§ GOAL OF THE EXERCISE
Retype the material below. Keep every word exactly as it is.
—————
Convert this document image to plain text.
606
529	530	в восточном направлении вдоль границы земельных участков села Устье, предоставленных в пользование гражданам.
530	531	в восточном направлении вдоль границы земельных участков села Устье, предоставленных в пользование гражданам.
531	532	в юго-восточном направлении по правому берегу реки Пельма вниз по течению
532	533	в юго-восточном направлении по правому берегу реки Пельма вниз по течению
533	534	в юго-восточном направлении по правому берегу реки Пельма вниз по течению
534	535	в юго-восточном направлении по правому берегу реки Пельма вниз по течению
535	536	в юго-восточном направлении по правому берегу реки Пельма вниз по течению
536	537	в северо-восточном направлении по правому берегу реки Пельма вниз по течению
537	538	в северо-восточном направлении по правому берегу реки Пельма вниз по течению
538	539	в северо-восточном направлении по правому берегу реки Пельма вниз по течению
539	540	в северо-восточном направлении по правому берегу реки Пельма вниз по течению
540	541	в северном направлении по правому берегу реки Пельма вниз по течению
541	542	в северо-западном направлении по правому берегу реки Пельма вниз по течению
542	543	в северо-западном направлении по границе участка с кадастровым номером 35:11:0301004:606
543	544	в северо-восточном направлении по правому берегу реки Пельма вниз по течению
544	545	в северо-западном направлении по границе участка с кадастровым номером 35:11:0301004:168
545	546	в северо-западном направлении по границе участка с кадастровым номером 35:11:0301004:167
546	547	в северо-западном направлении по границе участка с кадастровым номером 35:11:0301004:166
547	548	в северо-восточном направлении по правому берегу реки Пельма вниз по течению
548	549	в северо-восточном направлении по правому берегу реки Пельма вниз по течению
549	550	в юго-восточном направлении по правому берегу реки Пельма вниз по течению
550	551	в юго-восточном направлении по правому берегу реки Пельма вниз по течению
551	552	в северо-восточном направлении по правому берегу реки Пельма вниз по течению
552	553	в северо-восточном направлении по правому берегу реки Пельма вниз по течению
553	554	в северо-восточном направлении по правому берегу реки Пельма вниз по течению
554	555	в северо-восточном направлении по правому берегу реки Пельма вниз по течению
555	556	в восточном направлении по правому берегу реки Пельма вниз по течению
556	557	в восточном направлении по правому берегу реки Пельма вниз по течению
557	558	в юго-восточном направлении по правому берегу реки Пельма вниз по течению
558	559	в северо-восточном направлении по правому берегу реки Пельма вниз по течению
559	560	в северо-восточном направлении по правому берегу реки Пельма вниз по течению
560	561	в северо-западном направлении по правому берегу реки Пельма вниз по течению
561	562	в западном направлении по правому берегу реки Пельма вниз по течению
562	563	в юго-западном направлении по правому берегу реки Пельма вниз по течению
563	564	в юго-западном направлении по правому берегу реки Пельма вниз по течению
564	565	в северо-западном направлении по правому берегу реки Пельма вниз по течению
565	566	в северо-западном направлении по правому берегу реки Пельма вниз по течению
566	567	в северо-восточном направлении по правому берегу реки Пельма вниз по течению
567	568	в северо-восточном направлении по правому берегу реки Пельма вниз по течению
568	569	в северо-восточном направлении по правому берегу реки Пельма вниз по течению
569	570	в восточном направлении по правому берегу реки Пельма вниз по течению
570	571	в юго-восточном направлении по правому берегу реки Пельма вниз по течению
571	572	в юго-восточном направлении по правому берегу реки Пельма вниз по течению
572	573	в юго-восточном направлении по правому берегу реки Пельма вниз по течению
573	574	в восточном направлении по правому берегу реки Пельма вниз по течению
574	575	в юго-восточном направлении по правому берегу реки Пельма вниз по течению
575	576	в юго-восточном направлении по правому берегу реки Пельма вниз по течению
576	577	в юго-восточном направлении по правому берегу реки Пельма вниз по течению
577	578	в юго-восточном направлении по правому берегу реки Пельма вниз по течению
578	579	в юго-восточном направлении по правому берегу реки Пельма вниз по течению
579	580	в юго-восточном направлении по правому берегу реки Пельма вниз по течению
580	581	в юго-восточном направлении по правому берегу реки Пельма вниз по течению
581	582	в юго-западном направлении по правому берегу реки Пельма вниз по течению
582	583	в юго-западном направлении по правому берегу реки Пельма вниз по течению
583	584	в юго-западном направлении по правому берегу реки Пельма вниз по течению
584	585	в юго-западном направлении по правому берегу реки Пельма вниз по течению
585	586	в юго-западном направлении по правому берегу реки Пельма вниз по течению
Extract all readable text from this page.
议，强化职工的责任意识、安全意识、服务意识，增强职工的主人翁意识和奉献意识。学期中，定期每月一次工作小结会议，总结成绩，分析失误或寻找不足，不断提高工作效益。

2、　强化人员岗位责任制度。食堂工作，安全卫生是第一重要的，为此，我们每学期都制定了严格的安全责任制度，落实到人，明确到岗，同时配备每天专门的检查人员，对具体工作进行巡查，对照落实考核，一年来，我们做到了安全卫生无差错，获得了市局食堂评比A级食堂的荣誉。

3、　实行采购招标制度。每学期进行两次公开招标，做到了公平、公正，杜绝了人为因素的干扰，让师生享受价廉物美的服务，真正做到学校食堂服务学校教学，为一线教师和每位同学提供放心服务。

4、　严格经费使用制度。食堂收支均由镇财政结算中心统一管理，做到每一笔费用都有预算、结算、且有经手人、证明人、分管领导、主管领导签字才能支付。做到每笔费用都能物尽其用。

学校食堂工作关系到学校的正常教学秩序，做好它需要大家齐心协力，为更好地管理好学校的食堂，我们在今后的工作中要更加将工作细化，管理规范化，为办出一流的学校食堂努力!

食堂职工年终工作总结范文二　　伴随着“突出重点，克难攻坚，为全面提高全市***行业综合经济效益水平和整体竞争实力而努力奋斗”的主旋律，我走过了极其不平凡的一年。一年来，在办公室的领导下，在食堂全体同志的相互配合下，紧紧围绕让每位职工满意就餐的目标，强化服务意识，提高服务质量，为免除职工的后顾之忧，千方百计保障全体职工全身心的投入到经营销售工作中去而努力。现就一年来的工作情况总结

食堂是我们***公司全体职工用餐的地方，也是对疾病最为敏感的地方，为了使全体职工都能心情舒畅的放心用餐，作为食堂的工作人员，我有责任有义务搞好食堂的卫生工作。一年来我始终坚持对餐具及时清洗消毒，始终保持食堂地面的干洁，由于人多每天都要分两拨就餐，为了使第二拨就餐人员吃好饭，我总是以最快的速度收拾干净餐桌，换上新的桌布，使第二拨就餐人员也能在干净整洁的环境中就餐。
—————
§ FINISHED ANSWER
Convert this document image to plain text.
606
529	530	в восточном направлении вдоль границы земельных участков села Устье, предоставленных в пользование гражданам.
530	531	в восточном направлении вдоль границы земельных участков села Устье, предоставленных в пользование гражданам.
531	532	в юго-восточном направлении по правому берегу реки Пельма вниз по течению
532	533	в юго-восточном направлении по правому берегу реки Пельма вниз по течению
533	534	в юго-восточном направлении по правому берегу реки Пельма вниз по течению
534	535	в юго-восточном направлении по правому берегу реки Пельма вниз по течению
535	536	в юго-восточном направлении по правому берегу реки Пельма вниз по течению
536	537	в северо-восточном направлении по правому берегу реки Пельма вниз по течению
537	538	в северо-восточном направлении по правому берегу реки Пельма вниз по течению
538	539	в северо-восточном направлении по правому берегу реки Пельма вниз по течению
539	540	в северо-восточном направлении по правому берегу реки Пельма вниз по течению
540	541	в северном направлении по правому берегу реки Пельма вниз по течению
541	542	в северо-западном направлении по правому берегу реки Пельма вниз по течению
542	543	в северо-западном направлении по границе участка с кадастровым номером 35:11:0301004:606
543	544	в северо-восточном направлении по правому берегу реки Пельма вниз по течению
544	545	в северо-западном направлении по границе участка с кадастровым номером 35:11:0301004:168
545	546	в северо-западном направлении по границе участка с кадастровым номером 35:11:0301004:167
546	547	в северо-западном направлении по границе участка с кадастровым номером 35:11:0301004:166
547	548	в северо-восточном направлении по правому берегу реки Пельма вниз по течению
548	549	в северо-восточном направлении по правому берегу реки Пельма вниз по течению
549	550	в юго-восточном направлении по правому берегу реки Пельма вниз по течению
550	551	в юго-восточном направлении по правому берегу реки Пельма вниз по течению
551	552	в северо-восточном направлении по правому берегу реки Пельма вниз по течению
552	553	в северо-восточном направлении по правому берегу реки Пельма вниз по течению
553	554	в северо-восточном направлении по правому берегу реки Пельма вниз по течению
554	555	в северо-восточном направлении по правому берегу реки Пельма вниз по течению
555	556	в восточном направлении по правому берегу реки Пельма вниз по течению
556	557	в восточном направлении по правому берегу реки Пельма вниз по течению
557	558	в юго-восточном направлении по правому берегу реки Пельма вниз по течению
558	559	в северо-восточном направлении по правому берегу реки Пельма вниз по течению
559	560	в северо-восточном направлении по правому берегу реки Пельма вниз по течению
560	561	в северо-западном направлении по правому берегу реки Пельма вниз по течению
561	562	в западном направлении по правому берегу реки Пельма вниз по течению
562	563	в юго-западном направлении по правому берегу реки Пельма вниз по течению
563	564	в юго-западном направлении по правому берегу реки Пельма вниз по течению
564	565	в северо-западном направлении по правому берегу реки Пельма вниз по течению
565	566	в северо-западном направлении по правому берегу реки Пельма вниз по течению
566	567	в северо-восточном направлении по правому берегу реки Пельма вниз по течению
567	568	в северо-восточном направлении по правому берегу реки Пельма вниз по течению
568	569	в северо-восточном направлении по правому берегу реки Пельма вниз по течению
569	570	в восточном направлении по правому берегу реки Пельма вниз по течению
570	571	в юго-восточном направлении по правому берегу реки Пельма вниз по течению
571	572	в юго-восточном направлении по правому берегу реки Пельма вниз по течению
572	573	в юго-восточном направлении по правому берегу реки Пельма вниз по течению
573	574	в восточном направлении по правому берегу реки Пельма вниз по течению
574	575	в юго-восточном направлении по правому берегу реки Пельма вниз по течению
575	576	в юго-восточном направлении по правому берегу реки Пельма вниз по течению
576	577	в юго-восточном направлении по правому берегу реки Пельма вниз по течению
577	578	в юго-восточном направлении по правому берегу реки Пельма вниз по течению
578	579	в юго-восточном направлении по правому берегу реки Пельма вниз по течению
579	580	в юго-восточном направлении по правому берегу реки Пельма вниз по течению
580	581	в юго-восточном направлении по правому берегу реки Пельма вниз по течению
581	582	в юго-западном направлении по правому берегу реки Пельма вниз по течению
582	583	в юго-западном направлении по правому берегу реки Пельма вниз по течению
583	584	в юго-западном направлении по правому берегу реки Пельма вниз по течению
584	585	в юго-западном направлении по правому берегу реки Пельма вниз по течению
585	586	в юго-западном направлении по правому берегу реки Пельма вниз по течению
Extract all readable text from this page.
议，强化职工的责任意识、安全意识、服务意识，增强职工的主人翁意识和奉献意识。学期中，定期每月一次工作小结会议，总结成绩，分析失误或寻找不足，不断提高工作效益。

2、　强化人员岗位责任制度。食堂工作，安全卫生是第一重要的，为此，我们每学期都制定了严格的安全责任制度，落实到人，明确到岗，同时配备每天专门的检查人员，对具体工作进行巡查，对照落实考核，一年来，我们做到了安全卫生无差错，获得了市局食堂评比A级食堂的荣誉。

3、　实行采购招标制度。每学期进行两次公开招标，做到了公平、公正，杜绝了人为因素的干扰，让师生享受价廉物美的服务，真正做到学校食堂服务学校教学，为一线教师和每位同学提供放心服务。

4、　严格经费使用制度。食堂收支均由镇财政结算中心统一管理，做到每一笔费用都有预算、结算、且有经手人、证明人、分管领导、主管领导签字才能支付。做到每笔费用都能物尽其用。

学校食堂工作关系到学校的正常教学秩序，做好它需要大家齐心协力，为更好地管理好学校的食堂，我们在今后的工作中要更加将工作细化，管理规范化，为办出一流的学校食堂努力!

食堂职工年终工作总结范文二　　伴随着“突出重点，克难攻坚，为全面提高全市***行业综合经济效益水平和整体竞争实力而努力奋斗”的主旋律，我走过了极其不平凡的一年。一年来，在办公室的领导下，在食堂全体同志的相互配合下，紧紧围绕让每位职工满意就餐的目标，强化服务意识，提高服务质量，为免除职工的后顾之忧，千方百计保障全体职工全身心的投入到经营销售工作中去而努力。现就一年来的工作情况总结

食堂是我们***公司全体职工用餐的地方，也是对疾病最为敏感的地方，为了使全体职工都能心情舒畅的放心用餐，作为食堂的工作人员，我有责任有义务搞好食堂的卫生工作。一年来我始终坚持对餐具及时清洗消毒，始终保持食堂地面的干洁，由于人多每天都要分两拨就餐，为了使第二拨就餐人员吃好饭，我总是以最快的速度收拾干净餐桌，换上新的桌布，使第二拨就餐人员也能在干净整洁的环境中就餐。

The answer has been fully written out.